What the task asks — Gather each line of the entries below that includes "caption".

— begin —

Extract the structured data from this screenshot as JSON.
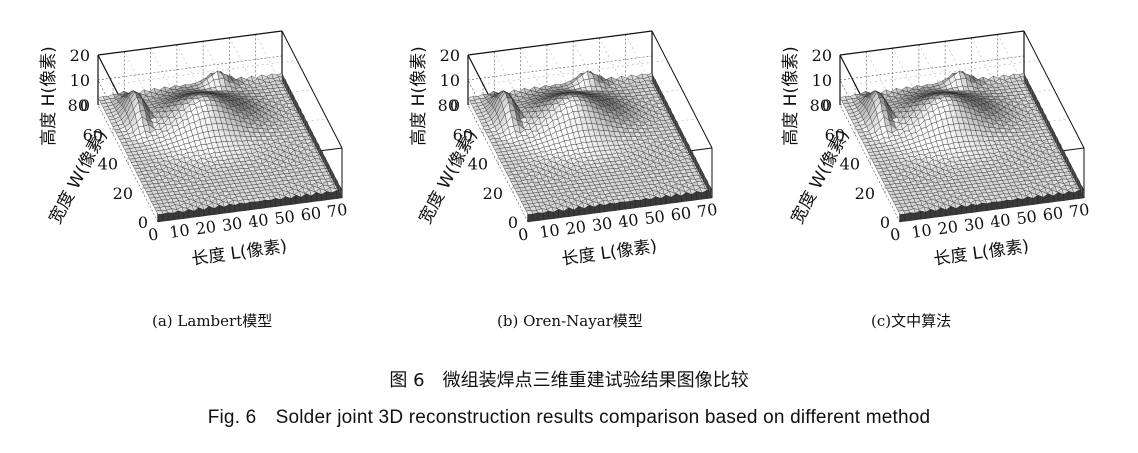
{
  "chart_data": [
    {
      "type": "surface3d",
      "caption": "(a) Lambert模型",
      "xlabel": "长度 L(像素)",
      "ylabel": "宽度 W(像素)",
      "zlabel": "高度 H(像素)",
      "x_ticks": [
        "0",
        "10",
        "20",
        "30",
        "40",
        "50",
        "60",
        "70"
      ],
      "y_ticks": [
        "0",
        "20",
        "40",
        "60",
        "80"
      ],
      "z_ticks": [
        "0",
        "10",
        "20"
      ],
      "xlim": [
        0,
        70
      ],
      "ylim": [
        0,
        80
      ],
      "zlim": [
        0,
        20
      ],
      "surface": {
        "base_height": 3,
        "peak_height": 13,
        "peak_position_L": 33,
        "peak_position_W": 55,
        "ridge_height": 14
      }
    },
    {
      "type": "surface3d",
      "caption": "(b) Oren-Nayar模型",
      "xlabel": "长度 L(像素)",
      "ylabel": "宽度 W(像素)",
      "zlabel": "高度 H(像素)",
      "x_ticks": [
        "0",
        "10",
        "20",
        "30",
        "40",
        "50",
        "60",
        "70"
      ],
      "y_ticks": [
        "0",
        "20",
        "40",
        "60",
        "80"
      ],
      "z_ticks": [
        "0",
        "10",
        "20"
      ],
      "xlim": [
        0,
        70
      ],
      "ylim": [
        0,
        80
      ],
      "zlim": [
        0,
        20
      ],
      "surface": {
        "base_height": 3,
        "peak_height": 13,
        "peak_position_L": 33,
        "peak_position_W": 55,
        "ridge_height": 14
      }
    },
    {
      "type": "surface3d",
      "caption": "(c)文中算法",
      "xlabel": "长度 L(像素)",
      "ylabel": "宽度 W(像素)",
      "zlabel": "高度 H(像素)",
      "x_ticks": [
        "0",
        "10",
        "20",
        "30",
        "40",
        "50",
        "60",
        "70"
      ],
      "y_ticks": [
        "0",
        "20",
        "40",
        "60",
        "80"
      ],
      "z_ticks": [
        "0",
        "10",
        "20"
      ],
      "xlim": [
        0,
        70
      ],
      "ylim": [
        0,
        80
      ],
      "zlim": [
        0,
        20
      ],
      "surface": {
        "base_height": 3,
        "peak_height": 13,
        "peak_position_L": 33,
        "peak_position_W": 55,
        "ridge_height": 14
      }
    }
  ],
  "figure": {
    "title_cn": "图 6　微组装焊点三维重建试验结果图像比较",
    "title_en": "Fig. 6　Solder joint 3D reconstruction results comparison based on different method"
  }
}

— end —

Task result —
      "caption": "(a) Lambert模型",
      "caption": "(b) Oren-Nayar模型",
      "caption": "(c)文中算法",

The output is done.